— begin Source data —

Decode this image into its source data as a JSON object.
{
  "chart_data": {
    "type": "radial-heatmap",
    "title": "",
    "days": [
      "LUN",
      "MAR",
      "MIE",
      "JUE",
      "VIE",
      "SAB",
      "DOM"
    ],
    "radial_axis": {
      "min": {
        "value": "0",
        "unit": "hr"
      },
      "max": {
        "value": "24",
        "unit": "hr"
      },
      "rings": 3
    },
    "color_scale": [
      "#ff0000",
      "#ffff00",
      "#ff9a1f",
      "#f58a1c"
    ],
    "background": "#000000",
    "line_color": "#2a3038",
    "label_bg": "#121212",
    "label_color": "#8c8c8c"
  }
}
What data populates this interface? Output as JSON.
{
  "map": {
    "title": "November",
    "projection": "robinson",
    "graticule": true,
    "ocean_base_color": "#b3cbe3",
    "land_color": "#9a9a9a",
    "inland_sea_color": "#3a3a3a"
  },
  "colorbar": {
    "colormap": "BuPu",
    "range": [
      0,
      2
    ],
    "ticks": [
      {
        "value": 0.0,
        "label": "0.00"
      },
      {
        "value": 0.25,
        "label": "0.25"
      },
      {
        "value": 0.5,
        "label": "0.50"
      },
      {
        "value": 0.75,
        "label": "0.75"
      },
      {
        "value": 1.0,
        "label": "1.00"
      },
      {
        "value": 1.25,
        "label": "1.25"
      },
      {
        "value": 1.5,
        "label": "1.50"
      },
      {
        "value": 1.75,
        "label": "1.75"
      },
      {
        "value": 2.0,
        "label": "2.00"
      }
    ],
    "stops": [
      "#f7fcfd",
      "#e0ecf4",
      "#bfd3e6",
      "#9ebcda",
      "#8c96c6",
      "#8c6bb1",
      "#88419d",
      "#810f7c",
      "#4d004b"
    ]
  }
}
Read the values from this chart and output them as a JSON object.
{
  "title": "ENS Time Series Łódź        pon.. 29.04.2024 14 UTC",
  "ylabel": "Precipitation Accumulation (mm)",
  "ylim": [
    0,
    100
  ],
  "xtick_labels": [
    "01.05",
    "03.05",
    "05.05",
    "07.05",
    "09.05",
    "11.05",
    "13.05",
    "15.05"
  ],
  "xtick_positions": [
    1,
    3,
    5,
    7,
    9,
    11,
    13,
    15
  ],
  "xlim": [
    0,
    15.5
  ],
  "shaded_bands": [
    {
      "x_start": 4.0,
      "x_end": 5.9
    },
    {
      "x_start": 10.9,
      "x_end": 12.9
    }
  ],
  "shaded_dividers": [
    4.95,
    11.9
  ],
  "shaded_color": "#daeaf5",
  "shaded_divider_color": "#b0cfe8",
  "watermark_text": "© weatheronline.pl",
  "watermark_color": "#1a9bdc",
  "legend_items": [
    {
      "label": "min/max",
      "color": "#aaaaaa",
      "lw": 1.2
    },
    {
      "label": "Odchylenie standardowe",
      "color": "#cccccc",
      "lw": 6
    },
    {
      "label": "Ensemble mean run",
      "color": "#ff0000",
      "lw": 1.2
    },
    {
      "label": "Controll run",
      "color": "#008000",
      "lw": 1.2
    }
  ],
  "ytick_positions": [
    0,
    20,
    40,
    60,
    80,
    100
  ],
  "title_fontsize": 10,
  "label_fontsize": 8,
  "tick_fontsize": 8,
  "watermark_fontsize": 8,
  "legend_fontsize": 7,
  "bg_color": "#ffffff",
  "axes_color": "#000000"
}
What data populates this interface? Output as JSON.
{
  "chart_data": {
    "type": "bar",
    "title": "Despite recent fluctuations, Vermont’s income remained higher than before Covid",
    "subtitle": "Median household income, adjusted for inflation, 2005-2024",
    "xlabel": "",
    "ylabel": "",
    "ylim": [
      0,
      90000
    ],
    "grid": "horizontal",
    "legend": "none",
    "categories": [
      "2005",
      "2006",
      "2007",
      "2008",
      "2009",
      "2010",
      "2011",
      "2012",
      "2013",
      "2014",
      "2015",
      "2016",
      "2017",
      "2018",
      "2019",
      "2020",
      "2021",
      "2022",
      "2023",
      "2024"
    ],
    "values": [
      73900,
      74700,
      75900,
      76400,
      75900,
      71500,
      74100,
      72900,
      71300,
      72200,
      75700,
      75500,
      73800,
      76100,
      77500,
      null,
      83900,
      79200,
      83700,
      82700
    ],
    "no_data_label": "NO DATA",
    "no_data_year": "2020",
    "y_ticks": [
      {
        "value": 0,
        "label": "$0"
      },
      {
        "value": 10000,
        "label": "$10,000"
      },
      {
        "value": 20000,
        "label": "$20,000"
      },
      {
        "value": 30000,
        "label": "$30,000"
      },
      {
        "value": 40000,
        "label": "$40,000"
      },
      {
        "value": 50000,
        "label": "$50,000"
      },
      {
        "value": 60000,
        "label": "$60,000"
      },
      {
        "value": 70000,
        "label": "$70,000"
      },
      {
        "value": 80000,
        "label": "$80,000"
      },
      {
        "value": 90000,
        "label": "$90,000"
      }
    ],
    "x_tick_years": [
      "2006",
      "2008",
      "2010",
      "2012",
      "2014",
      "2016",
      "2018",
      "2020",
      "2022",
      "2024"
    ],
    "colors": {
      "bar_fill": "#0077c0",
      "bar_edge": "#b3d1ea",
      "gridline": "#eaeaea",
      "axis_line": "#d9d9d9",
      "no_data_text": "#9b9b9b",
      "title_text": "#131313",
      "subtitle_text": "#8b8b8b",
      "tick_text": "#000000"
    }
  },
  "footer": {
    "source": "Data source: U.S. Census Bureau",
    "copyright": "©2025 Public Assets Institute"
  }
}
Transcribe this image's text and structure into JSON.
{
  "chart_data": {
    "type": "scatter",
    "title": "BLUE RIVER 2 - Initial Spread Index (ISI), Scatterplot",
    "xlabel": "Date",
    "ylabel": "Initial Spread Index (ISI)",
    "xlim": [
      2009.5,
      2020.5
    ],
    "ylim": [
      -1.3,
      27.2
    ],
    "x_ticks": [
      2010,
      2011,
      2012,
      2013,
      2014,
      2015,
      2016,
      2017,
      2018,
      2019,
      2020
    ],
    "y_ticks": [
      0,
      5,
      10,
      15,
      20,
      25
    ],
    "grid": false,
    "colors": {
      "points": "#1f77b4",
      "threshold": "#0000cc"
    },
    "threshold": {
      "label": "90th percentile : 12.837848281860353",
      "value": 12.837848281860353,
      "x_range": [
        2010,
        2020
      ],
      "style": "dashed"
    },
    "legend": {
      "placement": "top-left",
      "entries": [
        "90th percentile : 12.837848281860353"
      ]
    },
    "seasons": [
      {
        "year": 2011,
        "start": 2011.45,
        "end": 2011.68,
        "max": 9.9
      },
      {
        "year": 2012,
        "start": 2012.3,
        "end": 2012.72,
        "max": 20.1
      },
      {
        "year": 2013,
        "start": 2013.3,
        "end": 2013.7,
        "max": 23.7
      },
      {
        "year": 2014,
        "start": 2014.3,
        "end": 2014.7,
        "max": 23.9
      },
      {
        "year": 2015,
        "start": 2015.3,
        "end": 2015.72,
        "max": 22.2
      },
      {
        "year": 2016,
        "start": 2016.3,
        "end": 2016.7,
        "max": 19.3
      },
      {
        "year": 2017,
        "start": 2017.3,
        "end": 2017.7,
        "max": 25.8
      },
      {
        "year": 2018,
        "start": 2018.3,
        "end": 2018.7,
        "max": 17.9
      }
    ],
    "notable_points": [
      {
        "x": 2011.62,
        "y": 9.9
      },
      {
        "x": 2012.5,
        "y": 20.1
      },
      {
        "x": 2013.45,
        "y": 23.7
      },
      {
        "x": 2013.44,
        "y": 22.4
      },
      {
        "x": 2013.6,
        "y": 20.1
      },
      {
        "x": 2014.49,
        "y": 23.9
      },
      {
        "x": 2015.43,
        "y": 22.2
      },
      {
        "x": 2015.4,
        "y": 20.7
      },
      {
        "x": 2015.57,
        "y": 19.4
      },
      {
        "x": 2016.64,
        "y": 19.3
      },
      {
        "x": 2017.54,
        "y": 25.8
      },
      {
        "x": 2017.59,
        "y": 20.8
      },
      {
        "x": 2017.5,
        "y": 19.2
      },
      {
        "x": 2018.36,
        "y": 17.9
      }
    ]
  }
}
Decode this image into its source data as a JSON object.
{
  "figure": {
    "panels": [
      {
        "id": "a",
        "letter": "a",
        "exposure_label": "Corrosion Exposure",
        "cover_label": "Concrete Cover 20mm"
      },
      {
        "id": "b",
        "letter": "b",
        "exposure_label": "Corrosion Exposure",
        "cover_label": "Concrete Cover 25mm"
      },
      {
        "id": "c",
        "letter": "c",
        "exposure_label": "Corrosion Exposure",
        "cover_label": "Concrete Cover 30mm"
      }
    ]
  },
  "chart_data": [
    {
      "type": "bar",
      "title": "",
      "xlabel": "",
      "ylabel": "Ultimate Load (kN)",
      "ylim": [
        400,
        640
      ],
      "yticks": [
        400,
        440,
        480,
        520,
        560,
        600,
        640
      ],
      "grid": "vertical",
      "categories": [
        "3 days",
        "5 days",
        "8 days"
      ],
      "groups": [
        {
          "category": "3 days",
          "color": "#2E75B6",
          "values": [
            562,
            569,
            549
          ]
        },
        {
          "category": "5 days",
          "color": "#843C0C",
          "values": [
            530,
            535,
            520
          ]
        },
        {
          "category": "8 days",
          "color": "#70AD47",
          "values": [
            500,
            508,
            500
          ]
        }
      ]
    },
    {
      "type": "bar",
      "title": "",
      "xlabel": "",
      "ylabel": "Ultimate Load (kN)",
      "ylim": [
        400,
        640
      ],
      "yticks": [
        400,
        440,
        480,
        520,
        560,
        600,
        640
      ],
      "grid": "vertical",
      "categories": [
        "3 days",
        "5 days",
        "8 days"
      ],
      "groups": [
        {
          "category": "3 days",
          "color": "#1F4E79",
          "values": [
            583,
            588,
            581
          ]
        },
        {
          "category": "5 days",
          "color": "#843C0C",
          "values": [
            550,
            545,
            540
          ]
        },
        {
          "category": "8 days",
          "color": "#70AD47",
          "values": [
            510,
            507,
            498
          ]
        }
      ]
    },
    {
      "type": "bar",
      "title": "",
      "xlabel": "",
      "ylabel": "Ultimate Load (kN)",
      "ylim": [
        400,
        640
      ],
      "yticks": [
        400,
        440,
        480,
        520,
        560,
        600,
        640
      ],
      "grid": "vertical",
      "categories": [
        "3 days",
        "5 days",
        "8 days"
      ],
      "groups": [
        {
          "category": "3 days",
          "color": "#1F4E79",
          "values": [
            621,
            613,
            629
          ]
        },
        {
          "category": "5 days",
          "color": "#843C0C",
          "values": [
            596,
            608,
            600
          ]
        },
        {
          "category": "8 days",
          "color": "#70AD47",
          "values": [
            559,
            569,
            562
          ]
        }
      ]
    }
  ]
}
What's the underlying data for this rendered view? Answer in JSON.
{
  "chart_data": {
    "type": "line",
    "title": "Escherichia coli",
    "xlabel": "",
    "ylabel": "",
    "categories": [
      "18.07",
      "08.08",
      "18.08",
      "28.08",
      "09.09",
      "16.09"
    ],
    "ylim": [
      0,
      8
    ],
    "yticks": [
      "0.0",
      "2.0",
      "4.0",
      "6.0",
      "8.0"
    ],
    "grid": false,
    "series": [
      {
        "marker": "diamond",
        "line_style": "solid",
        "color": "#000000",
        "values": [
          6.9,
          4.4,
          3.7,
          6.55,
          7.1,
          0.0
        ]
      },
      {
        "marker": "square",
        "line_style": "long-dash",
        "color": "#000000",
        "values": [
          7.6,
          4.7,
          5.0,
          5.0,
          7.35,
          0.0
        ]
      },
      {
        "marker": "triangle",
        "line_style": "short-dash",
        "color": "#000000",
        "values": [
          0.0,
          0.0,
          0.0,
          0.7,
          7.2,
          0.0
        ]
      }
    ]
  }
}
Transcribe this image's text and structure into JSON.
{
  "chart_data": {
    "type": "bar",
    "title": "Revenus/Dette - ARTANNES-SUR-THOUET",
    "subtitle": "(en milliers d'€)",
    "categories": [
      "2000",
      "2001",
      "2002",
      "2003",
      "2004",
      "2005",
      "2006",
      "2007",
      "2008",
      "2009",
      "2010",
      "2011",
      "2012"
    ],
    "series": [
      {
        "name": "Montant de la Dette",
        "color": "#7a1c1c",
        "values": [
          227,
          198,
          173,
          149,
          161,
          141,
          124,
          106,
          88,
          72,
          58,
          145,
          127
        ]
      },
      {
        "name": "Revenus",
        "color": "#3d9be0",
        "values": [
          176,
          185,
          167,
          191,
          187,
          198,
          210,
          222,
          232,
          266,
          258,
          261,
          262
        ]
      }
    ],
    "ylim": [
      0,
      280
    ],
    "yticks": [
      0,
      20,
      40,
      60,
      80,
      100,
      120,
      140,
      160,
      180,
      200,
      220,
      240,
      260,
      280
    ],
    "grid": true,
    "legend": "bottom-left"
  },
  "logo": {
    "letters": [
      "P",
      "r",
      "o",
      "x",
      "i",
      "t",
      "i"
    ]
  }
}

— end Source data —

▶ [Problem]: Copy each line of the records above that carries the word "Concrete".

▶ [Written answer]:
        "cover_label": "Concrete Cover 20mm"
        "cover_label": "Concrete Cover 25mm"
        "cover_label": "Concrete Cover 30mm"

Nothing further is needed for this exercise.